━━━━━ Input for this task
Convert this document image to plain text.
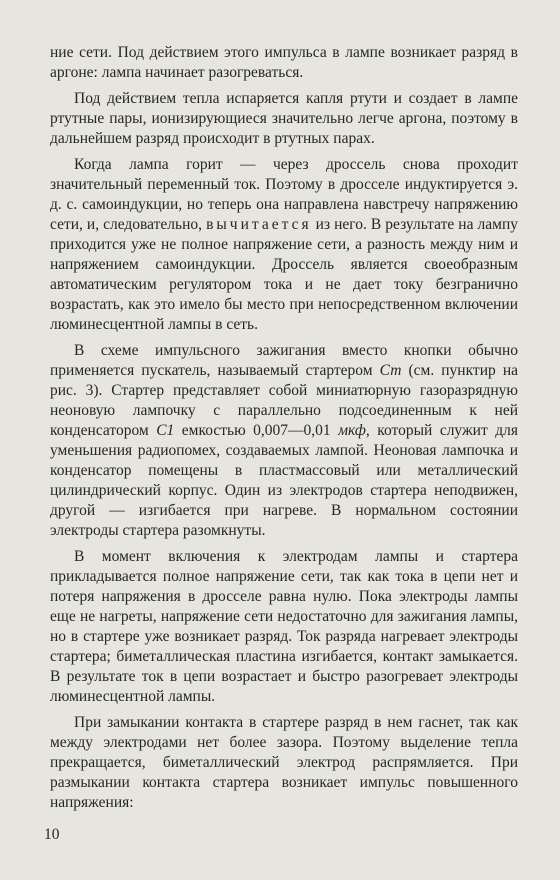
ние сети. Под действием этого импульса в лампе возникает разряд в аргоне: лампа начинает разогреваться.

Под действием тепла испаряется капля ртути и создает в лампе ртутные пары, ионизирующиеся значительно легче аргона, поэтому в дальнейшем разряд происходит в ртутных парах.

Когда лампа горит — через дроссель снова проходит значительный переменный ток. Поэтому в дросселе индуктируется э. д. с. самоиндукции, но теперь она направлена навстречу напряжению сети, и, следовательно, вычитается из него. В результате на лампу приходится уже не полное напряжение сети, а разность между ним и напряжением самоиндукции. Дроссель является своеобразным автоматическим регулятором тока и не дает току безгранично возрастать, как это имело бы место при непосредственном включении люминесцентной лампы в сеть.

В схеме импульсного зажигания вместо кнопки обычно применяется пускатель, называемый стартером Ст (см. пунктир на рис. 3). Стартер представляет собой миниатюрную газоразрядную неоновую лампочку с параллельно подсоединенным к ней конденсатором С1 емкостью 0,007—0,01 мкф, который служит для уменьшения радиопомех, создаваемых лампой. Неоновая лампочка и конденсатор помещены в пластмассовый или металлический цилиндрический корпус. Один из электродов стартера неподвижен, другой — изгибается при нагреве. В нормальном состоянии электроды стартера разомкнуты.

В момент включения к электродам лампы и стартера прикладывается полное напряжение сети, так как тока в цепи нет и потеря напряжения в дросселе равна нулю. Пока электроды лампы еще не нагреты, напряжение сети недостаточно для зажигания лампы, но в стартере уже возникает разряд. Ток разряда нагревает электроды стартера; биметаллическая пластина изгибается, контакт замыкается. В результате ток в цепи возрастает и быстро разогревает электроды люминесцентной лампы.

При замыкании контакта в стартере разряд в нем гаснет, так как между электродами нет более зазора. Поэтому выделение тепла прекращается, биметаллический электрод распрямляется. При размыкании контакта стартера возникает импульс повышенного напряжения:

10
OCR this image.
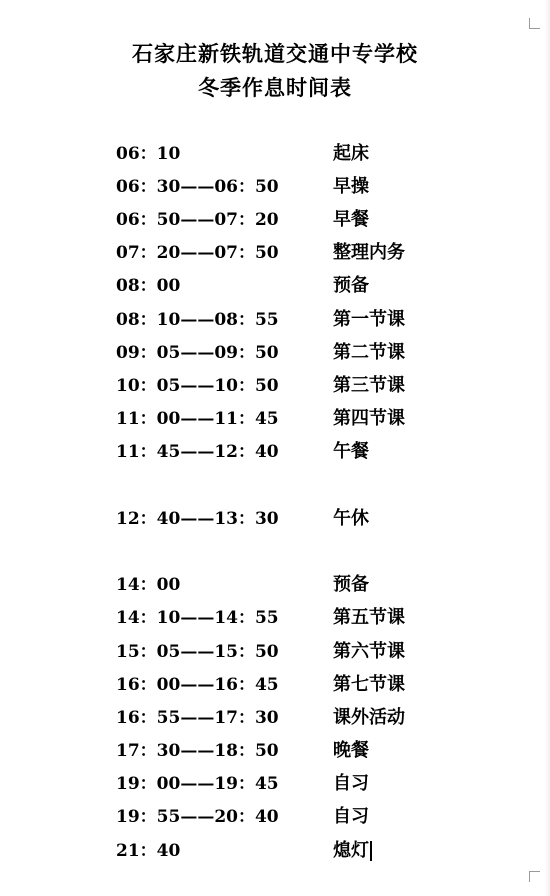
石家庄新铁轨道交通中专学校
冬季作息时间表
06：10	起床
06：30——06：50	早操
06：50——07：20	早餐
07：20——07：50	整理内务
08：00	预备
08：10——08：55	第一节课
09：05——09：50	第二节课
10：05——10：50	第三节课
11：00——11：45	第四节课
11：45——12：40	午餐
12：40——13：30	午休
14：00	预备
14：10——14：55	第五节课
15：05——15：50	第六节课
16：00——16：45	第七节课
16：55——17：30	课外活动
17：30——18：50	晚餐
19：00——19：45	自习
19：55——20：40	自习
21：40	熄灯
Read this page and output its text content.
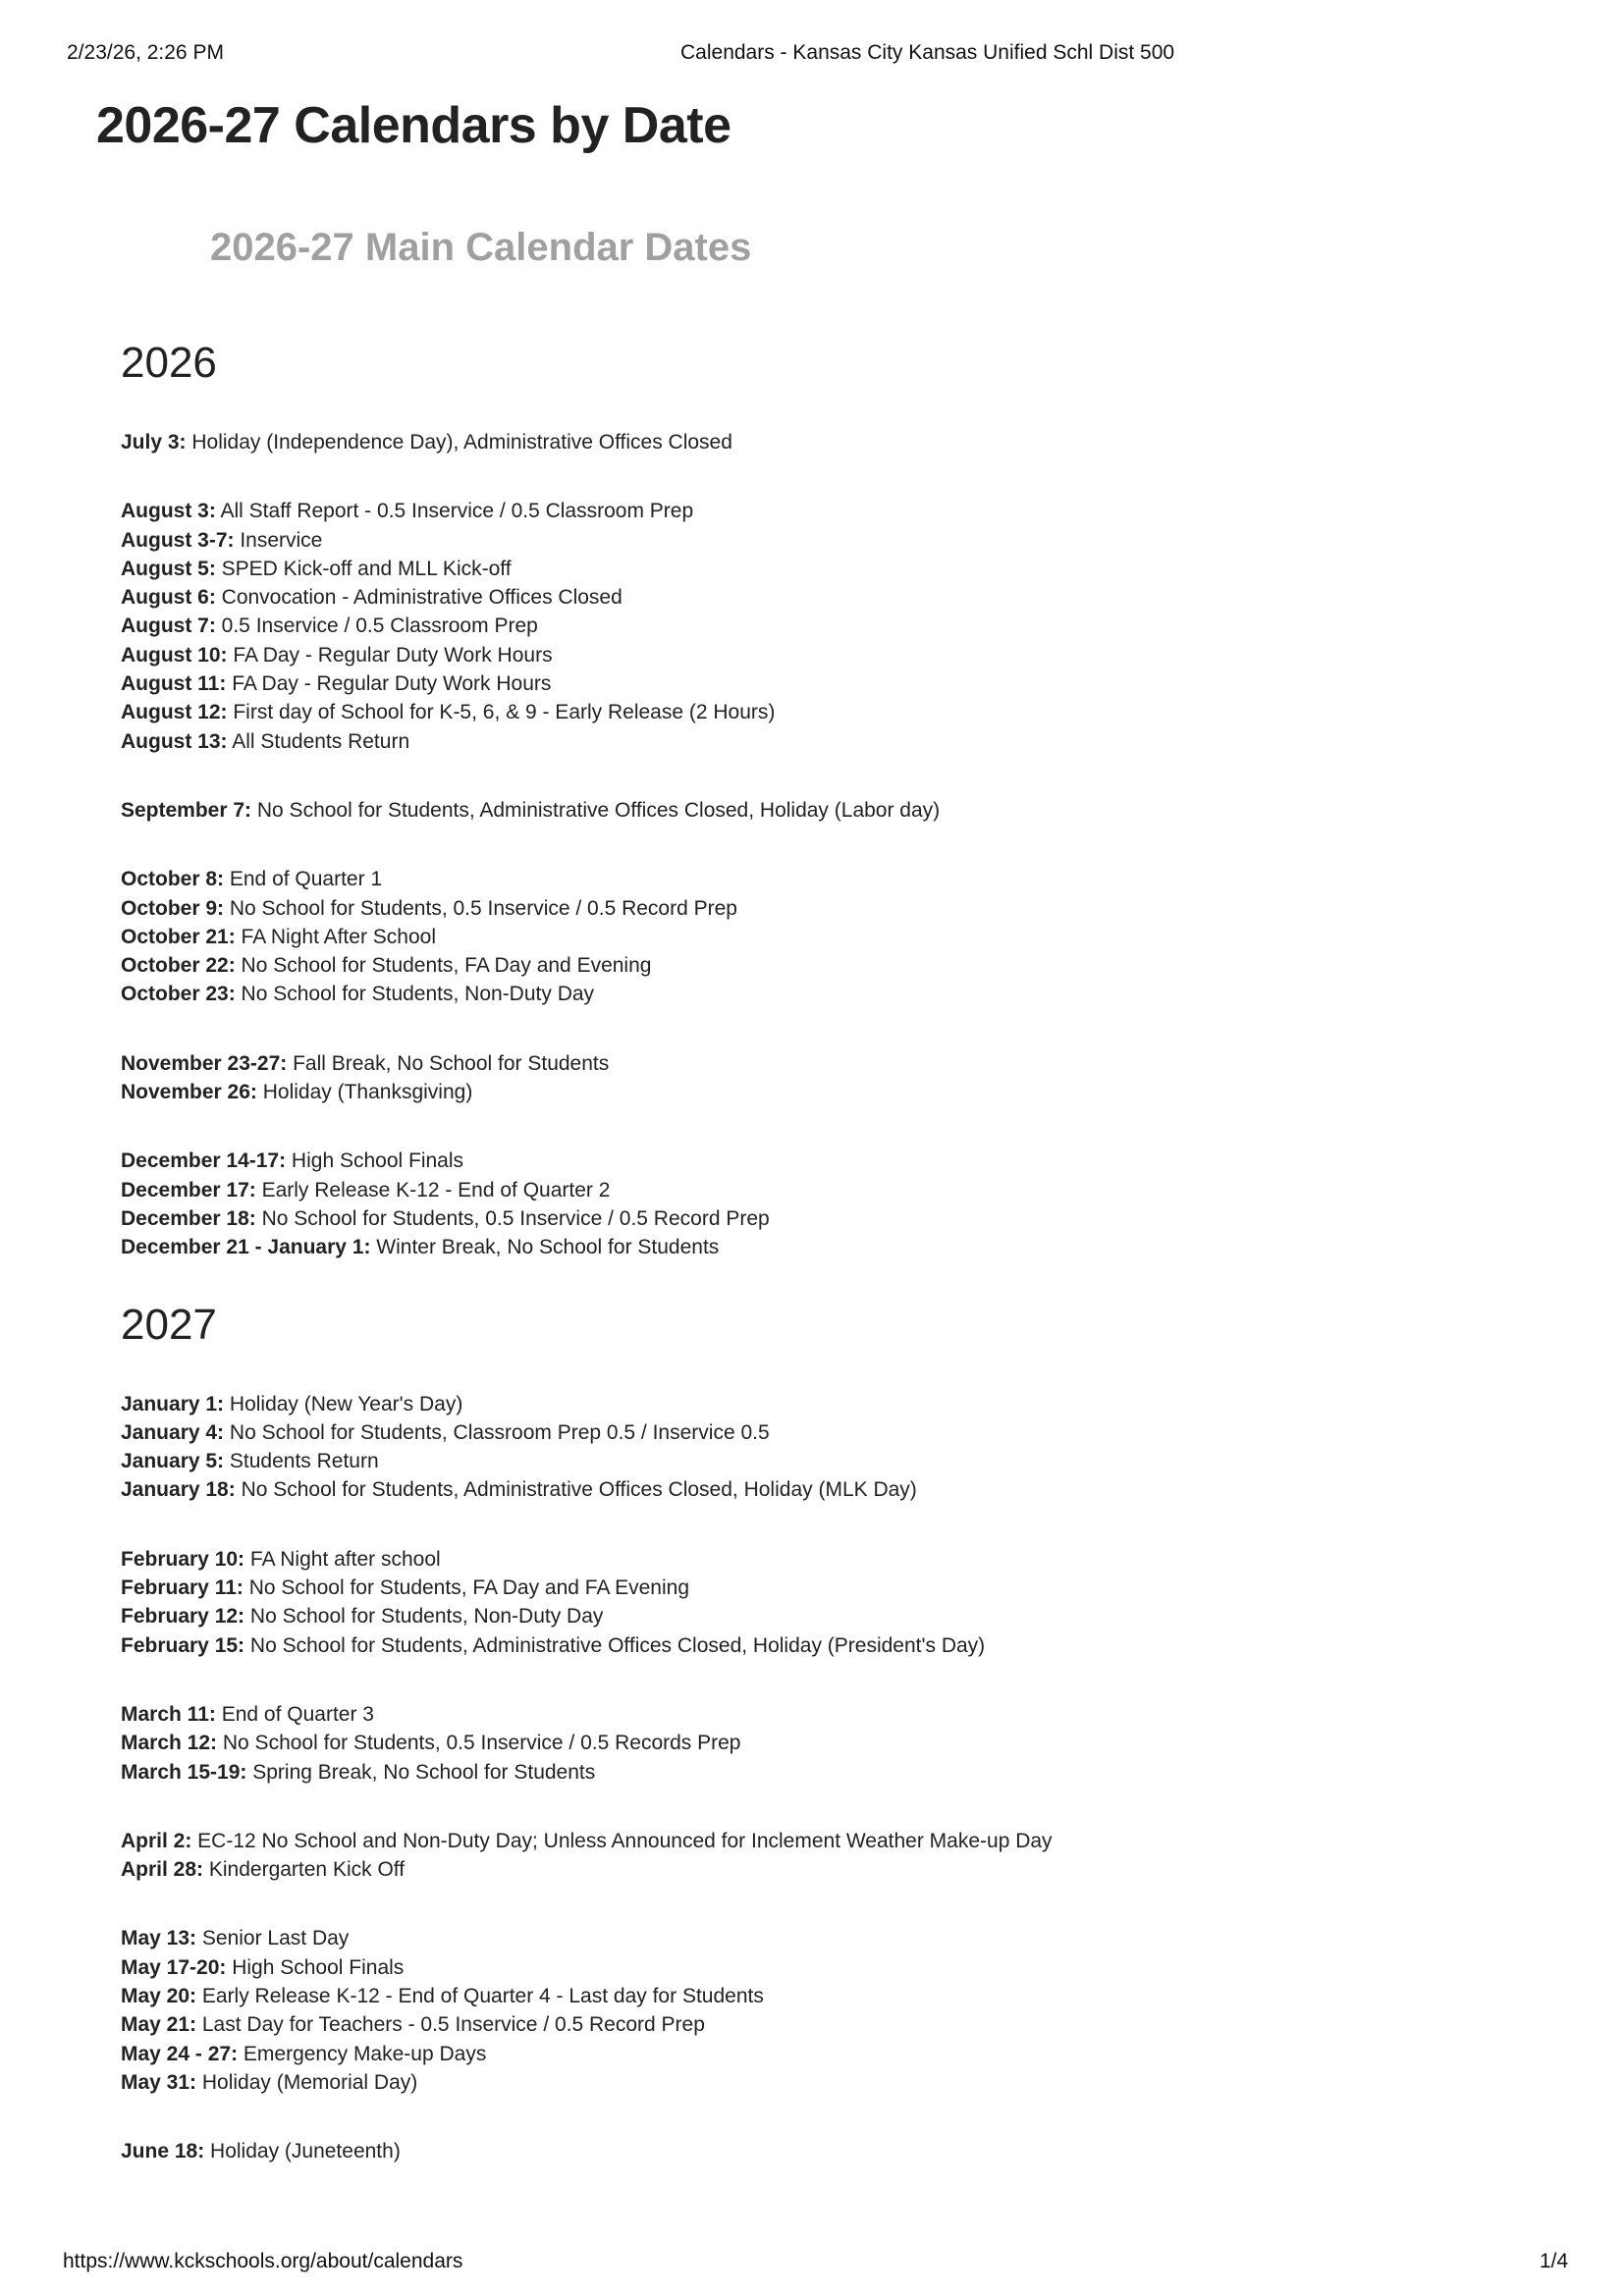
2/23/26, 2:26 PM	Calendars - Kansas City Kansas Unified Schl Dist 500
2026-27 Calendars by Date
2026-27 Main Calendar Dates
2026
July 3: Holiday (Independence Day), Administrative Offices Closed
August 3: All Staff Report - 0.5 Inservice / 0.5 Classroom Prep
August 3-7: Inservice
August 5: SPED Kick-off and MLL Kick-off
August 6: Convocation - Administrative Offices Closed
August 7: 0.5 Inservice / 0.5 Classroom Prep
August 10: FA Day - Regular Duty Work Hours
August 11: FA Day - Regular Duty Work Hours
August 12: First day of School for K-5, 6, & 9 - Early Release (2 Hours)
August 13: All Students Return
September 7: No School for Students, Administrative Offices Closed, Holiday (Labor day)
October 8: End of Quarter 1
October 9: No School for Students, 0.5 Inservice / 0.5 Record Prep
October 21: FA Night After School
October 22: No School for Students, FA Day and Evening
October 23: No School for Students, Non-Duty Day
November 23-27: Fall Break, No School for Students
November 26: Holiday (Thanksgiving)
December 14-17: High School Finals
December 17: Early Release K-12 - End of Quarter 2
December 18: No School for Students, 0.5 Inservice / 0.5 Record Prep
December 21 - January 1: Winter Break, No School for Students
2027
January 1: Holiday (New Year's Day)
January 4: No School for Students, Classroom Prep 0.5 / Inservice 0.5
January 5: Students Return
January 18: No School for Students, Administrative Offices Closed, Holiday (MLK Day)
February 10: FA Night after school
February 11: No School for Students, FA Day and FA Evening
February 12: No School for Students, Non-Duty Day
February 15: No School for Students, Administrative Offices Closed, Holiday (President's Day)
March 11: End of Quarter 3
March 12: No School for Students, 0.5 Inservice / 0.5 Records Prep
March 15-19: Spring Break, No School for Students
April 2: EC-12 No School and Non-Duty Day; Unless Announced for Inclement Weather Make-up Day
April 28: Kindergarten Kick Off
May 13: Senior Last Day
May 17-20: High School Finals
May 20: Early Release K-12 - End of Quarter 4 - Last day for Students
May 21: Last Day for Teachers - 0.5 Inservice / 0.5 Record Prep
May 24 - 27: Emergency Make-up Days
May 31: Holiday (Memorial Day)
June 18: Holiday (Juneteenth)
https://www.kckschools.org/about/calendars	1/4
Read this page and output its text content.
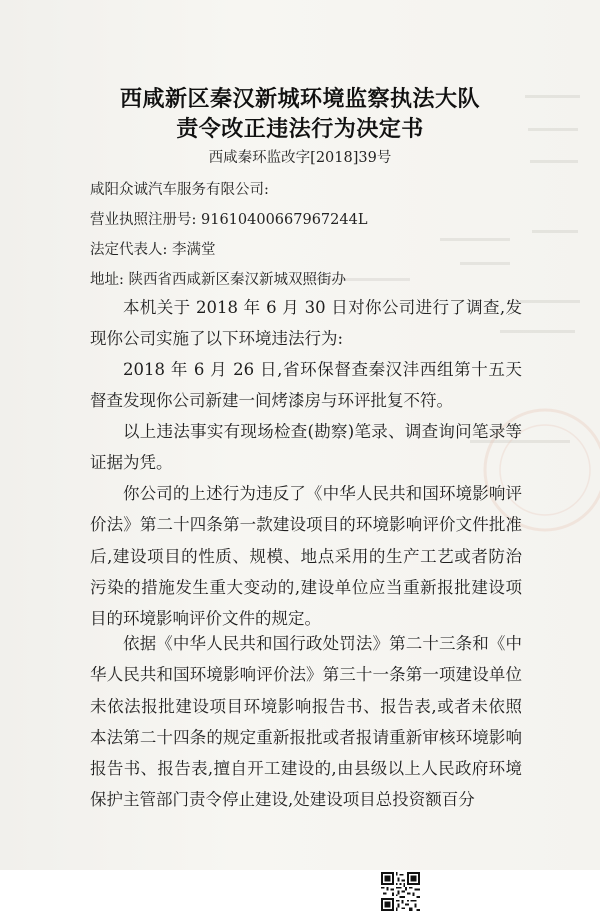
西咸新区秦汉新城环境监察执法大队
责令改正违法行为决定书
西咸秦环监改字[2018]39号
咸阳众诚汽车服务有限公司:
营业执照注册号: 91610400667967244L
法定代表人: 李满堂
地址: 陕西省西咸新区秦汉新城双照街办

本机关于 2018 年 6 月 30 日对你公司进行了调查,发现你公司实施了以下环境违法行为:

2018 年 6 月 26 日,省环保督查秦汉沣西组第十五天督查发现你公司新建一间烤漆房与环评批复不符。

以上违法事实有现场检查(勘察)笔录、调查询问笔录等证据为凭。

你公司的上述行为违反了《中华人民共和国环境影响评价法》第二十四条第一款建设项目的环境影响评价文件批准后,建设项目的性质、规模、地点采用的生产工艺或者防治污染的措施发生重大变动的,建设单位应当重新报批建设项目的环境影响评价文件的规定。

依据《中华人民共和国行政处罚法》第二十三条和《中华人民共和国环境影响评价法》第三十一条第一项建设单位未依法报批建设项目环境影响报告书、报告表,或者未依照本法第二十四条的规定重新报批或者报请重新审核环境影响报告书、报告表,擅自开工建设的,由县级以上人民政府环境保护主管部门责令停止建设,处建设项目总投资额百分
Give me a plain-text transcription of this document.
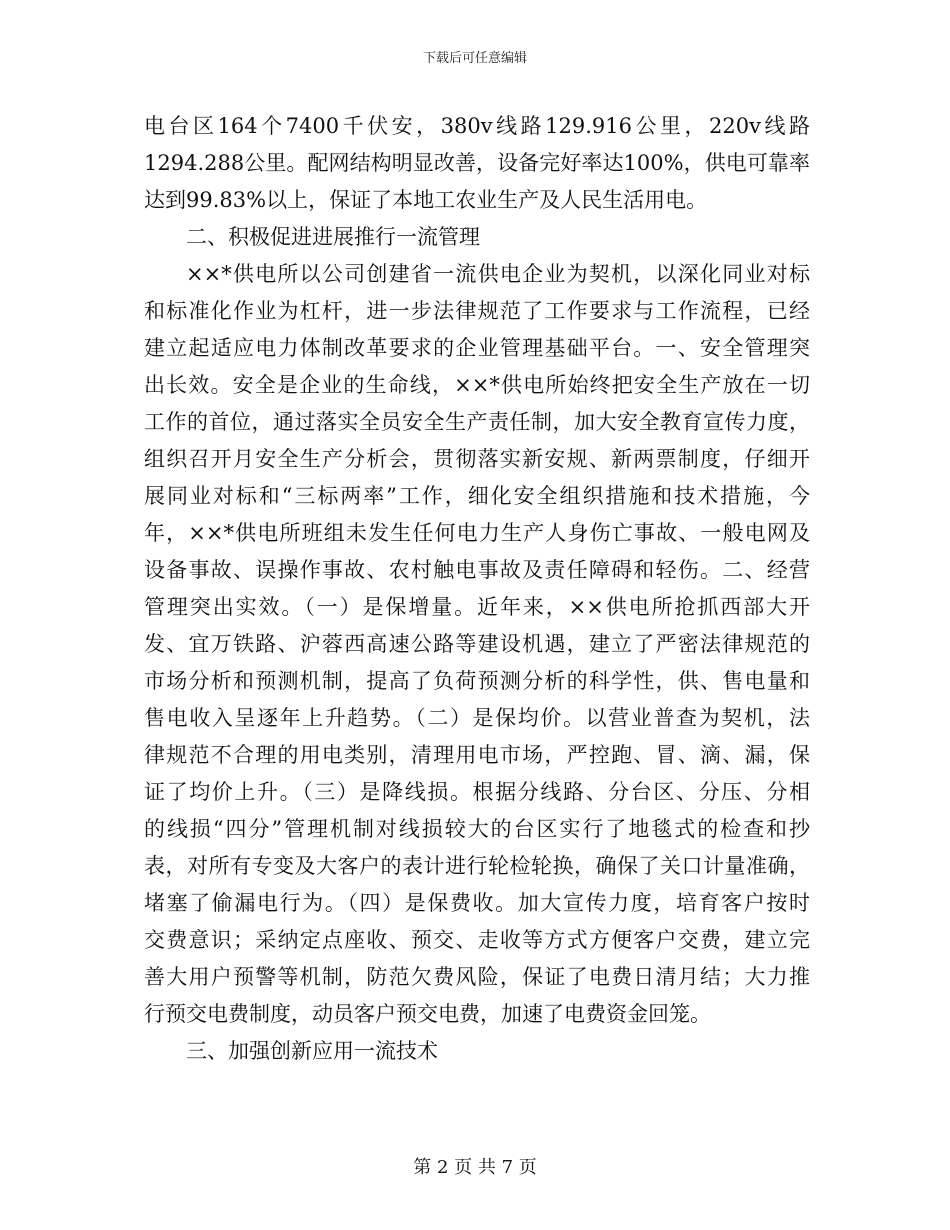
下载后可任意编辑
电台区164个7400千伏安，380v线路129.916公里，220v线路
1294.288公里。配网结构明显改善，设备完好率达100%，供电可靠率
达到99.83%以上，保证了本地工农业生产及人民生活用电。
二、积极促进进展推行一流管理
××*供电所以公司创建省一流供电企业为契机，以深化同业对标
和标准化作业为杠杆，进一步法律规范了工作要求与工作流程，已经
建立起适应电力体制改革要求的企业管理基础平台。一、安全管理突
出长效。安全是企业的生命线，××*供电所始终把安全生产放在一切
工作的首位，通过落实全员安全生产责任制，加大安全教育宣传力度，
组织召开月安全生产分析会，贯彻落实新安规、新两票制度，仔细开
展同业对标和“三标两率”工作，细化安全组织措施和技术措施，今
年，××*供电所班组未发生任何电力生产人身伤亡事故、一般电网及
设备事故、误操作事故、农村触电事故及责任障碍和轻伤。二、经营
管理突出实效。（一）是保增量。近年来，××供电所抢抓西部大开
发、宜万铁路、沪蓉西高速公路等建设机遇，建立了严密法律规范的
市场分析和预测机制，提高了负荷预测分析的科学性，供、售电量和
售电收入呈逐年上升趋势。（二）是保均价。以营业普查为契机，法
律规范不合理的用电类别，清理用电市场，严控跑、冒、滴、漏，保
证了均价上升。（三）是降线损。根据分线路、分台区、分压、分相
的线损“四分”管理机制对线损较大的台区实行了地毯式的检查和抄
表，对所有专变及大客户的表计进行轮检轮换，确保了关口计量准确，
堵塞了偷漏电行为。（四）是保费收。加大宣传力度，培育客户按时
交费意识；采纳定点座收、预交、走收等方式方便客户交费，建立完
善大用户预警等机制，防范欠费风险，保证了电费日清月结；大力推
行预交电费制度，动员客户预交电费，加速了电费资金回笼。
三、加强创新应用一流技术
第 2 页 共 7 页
━━━━━━━━━━
### The exercise
Whichever lines contain the string "Last", select and copy them.

### Answer to the task
May 13: Senior Last Day
May 20: Early Release K-12 - End of Quarter 4 - Last day for Students
May 21: Last Day for Teachers - 0.5 Inservice / 0.5 Record Prep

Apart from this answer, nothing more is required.